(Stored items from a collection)
'''
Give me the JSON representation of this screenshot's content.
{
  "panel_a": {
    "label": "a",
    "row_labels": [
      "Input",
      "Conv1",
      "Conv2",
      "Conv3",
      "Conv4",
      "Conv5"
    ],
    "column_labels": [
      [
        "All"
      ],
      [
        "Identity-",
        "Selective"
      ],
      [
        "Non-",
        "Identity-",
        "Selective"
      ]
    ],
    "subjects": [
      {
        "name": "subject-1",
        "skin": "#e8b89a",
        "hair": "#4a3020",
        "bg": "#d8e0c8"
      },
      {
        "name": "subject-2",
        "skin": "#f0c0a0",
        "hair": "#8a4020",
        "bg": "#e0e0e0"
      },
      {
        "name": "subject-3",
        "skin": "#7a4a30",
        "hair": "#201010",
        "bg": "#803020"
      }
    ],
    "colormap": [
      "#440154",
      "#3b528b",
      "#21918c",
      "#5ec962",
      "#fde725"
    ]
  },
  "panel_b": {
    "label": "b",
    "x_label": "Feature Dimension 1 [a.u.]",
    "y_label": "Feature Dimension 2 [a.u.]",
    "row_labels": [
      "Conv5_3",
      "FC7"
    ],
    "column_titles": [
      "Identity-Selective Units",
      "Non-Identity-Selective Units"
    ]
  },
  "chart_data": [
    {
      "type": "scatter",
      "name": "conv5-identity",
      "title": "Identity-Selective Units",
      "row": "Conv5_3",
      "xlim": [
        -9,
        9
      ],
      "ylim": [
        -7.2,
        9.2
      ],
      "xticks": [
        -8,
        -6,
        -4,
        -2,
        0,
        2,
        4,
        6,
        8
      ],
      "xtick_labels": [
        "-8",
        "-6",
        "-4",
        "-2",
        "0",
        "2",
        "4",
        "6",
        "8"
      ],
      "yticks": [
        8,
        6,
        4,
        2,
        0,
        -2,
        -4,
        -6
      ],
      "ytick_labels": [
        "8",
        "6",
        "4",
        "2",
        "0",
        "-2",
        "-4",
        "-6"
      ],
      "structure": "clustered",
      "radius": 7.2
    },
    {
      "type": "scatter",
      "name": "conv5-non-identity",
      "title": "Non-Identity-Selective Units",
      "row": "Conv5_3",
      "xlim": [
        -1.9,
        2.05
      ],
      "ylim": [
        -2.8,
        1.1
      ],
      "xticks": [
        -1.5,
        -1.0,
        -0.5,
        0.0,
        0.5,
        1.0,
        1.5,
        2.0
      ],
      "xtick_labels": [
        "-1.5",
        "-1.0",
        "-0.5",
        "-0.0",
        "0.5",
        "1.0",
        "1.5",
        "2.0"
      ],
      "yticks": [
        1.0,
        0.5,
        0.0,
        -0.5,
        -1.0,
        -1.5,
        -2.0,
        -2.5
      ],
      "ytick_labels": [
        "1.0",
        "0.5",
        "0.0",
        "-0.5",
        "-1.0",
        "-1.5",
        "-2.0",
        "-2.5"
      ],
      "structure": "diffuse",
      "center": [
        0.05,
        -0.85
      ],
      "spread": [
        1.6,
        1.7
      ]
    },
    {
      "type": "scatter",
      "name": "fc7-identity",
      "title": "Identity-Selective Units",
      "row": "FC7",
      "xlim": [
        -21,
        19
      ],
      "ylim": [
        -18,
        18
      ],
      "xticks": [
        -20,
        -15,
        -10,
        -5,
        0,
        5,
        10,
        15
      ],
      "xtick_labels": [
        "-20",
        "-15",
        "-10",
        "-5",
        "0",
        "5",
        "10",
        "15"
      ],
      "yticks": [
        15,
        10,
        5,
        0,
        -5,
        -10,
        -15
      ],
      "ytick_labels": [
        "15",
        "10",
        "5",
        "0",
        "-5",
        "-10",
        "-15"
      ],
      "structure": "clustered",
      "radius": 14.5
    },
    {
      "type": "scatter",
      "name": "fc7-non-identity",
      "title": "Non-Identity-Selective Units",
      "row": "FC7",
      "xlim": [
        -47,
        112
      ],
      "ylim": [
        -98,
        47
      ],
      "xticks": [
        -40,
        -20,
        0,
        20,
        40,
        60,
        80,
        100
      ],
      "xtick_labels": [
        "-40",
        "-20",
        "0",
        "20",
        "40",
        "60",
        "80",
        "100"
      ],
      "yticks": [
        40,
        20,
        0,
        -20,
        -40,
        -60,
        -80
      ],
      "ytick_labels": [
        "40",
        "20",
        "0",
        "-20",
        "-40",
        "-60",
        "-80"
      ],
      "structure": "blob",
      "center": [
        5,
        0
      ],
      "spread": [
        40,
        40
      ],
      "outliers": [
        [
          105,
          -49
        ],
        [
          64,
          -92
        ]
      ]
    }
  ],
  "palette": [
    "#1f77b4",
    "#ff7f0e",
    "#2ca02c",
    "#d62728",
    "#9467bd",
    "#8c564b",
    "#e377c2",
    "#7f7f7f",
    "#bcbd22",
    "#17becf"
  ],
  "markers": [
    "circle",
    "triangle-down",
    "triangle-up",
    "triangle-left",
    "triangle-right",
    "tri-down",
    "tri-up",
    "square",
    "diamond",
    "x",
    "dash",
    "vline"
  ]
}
'''
Directive »
Repeat all entries. Match them exactly.

Final result »
Give me the JSON representation of this screenshot's content.
{
  "panel_a": {
    "label": "a",
    "row_labels": [
      "Input",
      "Conv1",
      "Conv2",
      "Conv3",
      "Conv4",
      "Conv5"
    ],
    "column_labels": [
      [
        "All"
      ],
      [
        "Identity-",
        "Selective"
      ],
      [
        "Non-",
        "Identity-",
        "Selective"
      ]
    ],
    "subjects": [
      {
        "name": "subject-1",
        "skin": "#e8b89a",
        "hair": "#4a3020",
        "bg": "#d8e0c8"
      },
      {
        "name": "subject-2",
        "skin": "#f0c0a0",
        "hair": "#8a4020",
        "bg": "#e0e0e0"
      },
      {
        "name": "subject-3",
        "skin": "#7a4a30",
        "hair": "#201010",
        "bg": "#803020"
      }
    ],
    "colormap": [
      "#440154",
      "#3b528b",
      "#21918c",
      "#5ec962",
      "#fde725"
    ]
  },
  "panel_b": {
    "label": "b",
    "x_label": "Feature Dimension 1 [a.u.]",
    "y_label": "Feature Dimension 2 [a.u.]",
    "row_labels": [
      "Conv5_3",
      "FC7"
    ],
    "column_titles": [
      "Identity-Selective Units",
      "Non-Identity-Selective Units"
    ]
  },
  "chart_data": [
    {
      "type": "scatter",
      "name": "conv5-identity",
      "title": "Identity-Selective Units",
      "row": "Conv5_3",
      "xlim": [
        -9,
        9
      ],
      "ylim": [
        -7.2,
        9.2
      ],
      "xticks": [
        -8,
        -6,
        -4,
        -2,
        0,
        2,
        4,
        6,
        8
      ],
      "xtick_labels": [
        "-8",
        "-6",
        "-4",
        "-2",
        "0",
        "2",
        "4",
        "6",
        "8"
      ],
      "yticks": [
        8,
        6,
        4,
        2,
        0,
        -2,
        -4,
        -6
      ],
      "ytick_labels": [
        "8",
        "6",
        "4",
        "2",
        "0",
        "-2",
        "-4",
        "-6"
      ],
      "structure": "clustered",
      "radius": 7.2
    },
    {
      "type": "scatter",
      "name": "conv5-non-identity",
      "title": "Non-Identity-Selective Units",
      "row": "Conv5_3",
      "xlim": [
        -1.9,
        2.05
      ],
      "ylim": [
        -2.8,
        1.1
      ],
      "xticks": [
        -1.5,
        -1.0,
        -0.5,
        0.0,
        0.5,
        1.0,
        1.5,
        2.0
      ],
      "xtick_labels": [
        "-1.5",
        "-1.0",
        "-0.5",
        "-0.0",
        "0.5",
        "1.0",
        "1.5",
        "2.0"
      ],
      "yticks": [
        1.0,
        0.5,
        0.0,
        -0.5,
        -1.0,
        -1.5,
        -2.0,
        -2.5
      ],
      "ytick_labels": [
        "1.0",
        "0.5",
        "0.0",
        "-0.5",
        "-1.0",
        "-1.5",
        "-2.0",
        "-2.5"
      ],
      "structure": "diffuse",
      "center": [
        0.05,
        -0.85
      ],
      "spread": [
        1.6,
        1.7
      ]
    },
    {
      "type": "scatter",
      "name": "fc7-identity",
      "title": "Identity-Selective Units",
      "row": "FC7",
      "xlim": [
        -21,
        19
      ],
      "ylim": [
        -18,
        18
      ],
      "xticks": [
        -20,
        -15,
        -10,
        -5,
        0,
        5,
        10,
        15
      ],
      "xtick_labels": [
        "-20",
        "-15",
        "-10",
        "-5",
        "0",
        "5",
        "10",
        "15"
      ],
      "yticks": [
        15,
        10,
        5,
        0,
        -5,
        -10,
        -15
      ],
      "ytick_labels": [
        "15",
        "10",
        "5",
        "0",
        "-5",
        "-10",
        "-15"
      ],
      "structure": "clustered",
      "radius": 14.5
    },
    {
      "type": "scatter",
      "name": "fc7-non-identity",
      "title": "Non-Identity-Selective Units",
      "row": "FC7",
      "xlim": [
        -47,
        112
      ],
      "ylim": [
        -98,
        47
      ],
      "xticks": [
        -40,
        -20,
        0,
        20,
        40,
        60,
        80,
        100
      ],
      "xtick_labels": [
        "-40",
        "-20",
        "0",
        "20",
        "40",
        "60",
        "80",
        "100"
      ],
      "yticks": [
        40,
        20,
        0,
        -20,
        -40,
        -60,
        -80
      ],
      "ytick_labels": [
        "40",
        "20",
        "0",
        "-20",
        "-40",
        "-60",
        "-80"
      ],
      "structure": "blob",
      "center": [
        5,
        0
      ],
      "spread": [
        40,
        40
      ],
      "outliers": [
        [
          105,
          -49
        ],
        [
          64,
          -92
        ]
      ]
    }
  ],
  "palette": [
    "#1f77b4",
    "#ff7f0e",
    "#2ca02c",
    "#d62728",
    "#9467bd",
    "#8c564b",
    "#e377c2",
    "#7f7f7f",
    "#bcbd22",
    "#17becf"
  ],
  "markers": [
    "circle",
    "triangle-down",
    "triangle-up",
    "triangle-left",
    "triangle-right",
    "tri-down",
    "tri-up",
    "square",
    "diamond",
    "x",
    "dash",
    "vline"
  ]
}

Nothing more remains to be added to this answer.